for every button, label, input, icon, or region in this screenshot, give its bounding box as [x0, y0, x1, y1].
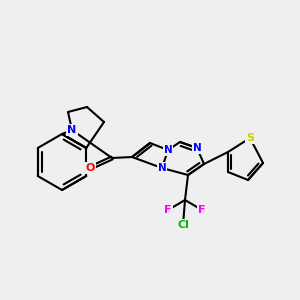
Text: N: N [158, 163, 166, 173]
Text: F: F [198, 205, 206, 215]
Text: O: O [85, 163, 95, 173]
Text: Cl: Cl [177, 220, 189, 230]
Text: N: N [193, 143, 201, 153]
Text: N: N [164, 145, 172, 155]
Text: F: F [164, 205, 172, 215]
Text: S: S [246, 133, 254, 143]
Text: N: N [68, 125, 76, 135]
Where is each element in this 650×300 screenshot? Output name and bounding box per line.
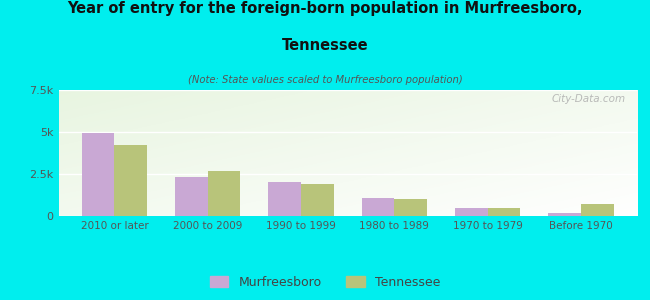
Legend: Murfreesboro, Tennessee: Murfreesboro, Tennessee <box>205 271 445 294</box>
Bar <box>549 213 581 216</box>
Bar <box>455 208 488 216</box>
Bar <box>362 198 395 216</box>
Text: City-Data.com: City-Data.com <box>551 94 625 104</box>
Text: (Note: State values scaled to Murfreesboro population): (Note: State values scaled to Murfreesbo… <box>188 75 462 85</box>
Bar <box>268 182 301 216</box>
Bar <box>82 133 114 216</box>
Bar <box>488 208 521 216</box>
Bar <box>208 171 240 216</box>
Text: Year of entry for the foreign-born population in Murfreesboro,: Year of entry for the foreign-born popul… <box>67 2 583 16</box>
Bar <box>175 177 208 216</box>
Text: Tennessee: Tennessee <box>281 38 369 52</box>
Bar <box>114 146 147 216</box>
Bar <box>395 199 427 216</box>
Bar <box>301 184 333 216</box>
Bar <box>581 204 614 216</box>
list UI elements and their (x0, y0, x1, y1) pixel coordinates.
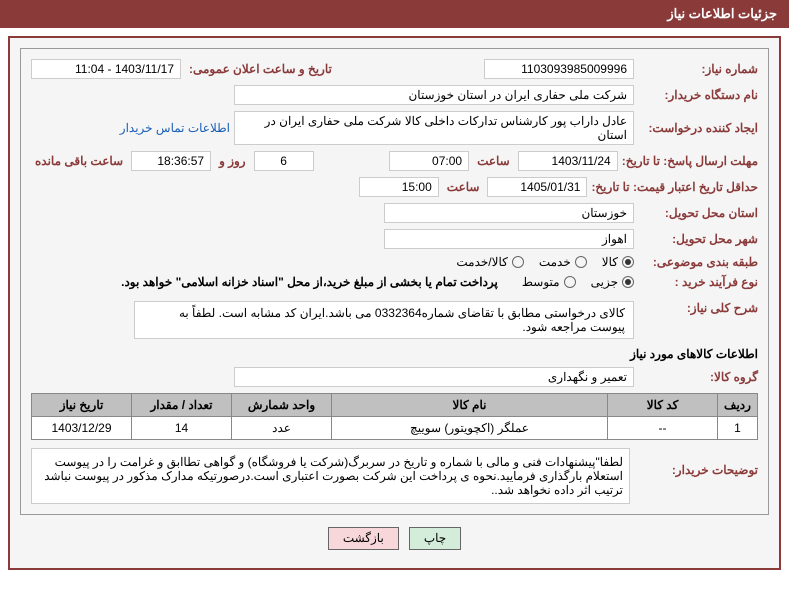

§ Given problem
Copy out every line of the data above word for word, leaving out the pictures.

§ The response
for every button, label, input, icon, or region in this screenshot, give its bounding box as [x0, y0, x1, y1].
Text: N: N [158, 163, 166, 173]
Text: F: F [198, 205, 206, 215]
Text: O: O [85, 163, 95, 173]
Text: Cl: Cl [177, 220, 189, 230]
Text: N: N [193, 143, 201, 153]
Text: N: N [164, 145, 172, 155]
Text: F: F [164, 205, 172, 215]
Text: S: S [246, 133, 254, 143]
Text: N: N [68, 125, 76, 135]
Where is each element in this 650×300 screenshot? Output name and bounding box per line.
Legend: Murfreesboro, Tennessee: Murfreesboro, Tennessee <box>205 271 445 294</box>
Bar <box>549 213 581 216</box>
Bar <box>455 208 488 216</box>
Bar <box>362 198 395 216</box>
Text: City-Data.com: City-Data.com <box>551 94 625 104</box>
Text: (Note: State values scaled to Murfreesboro population): (Note: State values scaled to Murfreesbo… <box>188 75 462 85</box>
Bar <box>268 182 301 216</box>
Bar <box>82 133 114 216</box>
Bar <box>488 208 521 216</box>
Bar <box>208 171 240 216</box>
Text: Year of entry for the foreign-born population in Murfreesboro,: Year of entry for the foreign-born popul… <box>67 2 583 16</box>
Bar <box>175 177 208 216</box>
Text: Tennessee: Tennessee <box>281 38 369 52</box>
Bar <box>114 146 147 216</box>
Bar <box>395 199 427 216</box>
Bar <box>301 184 333 216</box>
Bar <box>581 204 614 216</box>
list UI elements and their (x0, y0, x1, y1) pixel coordinates.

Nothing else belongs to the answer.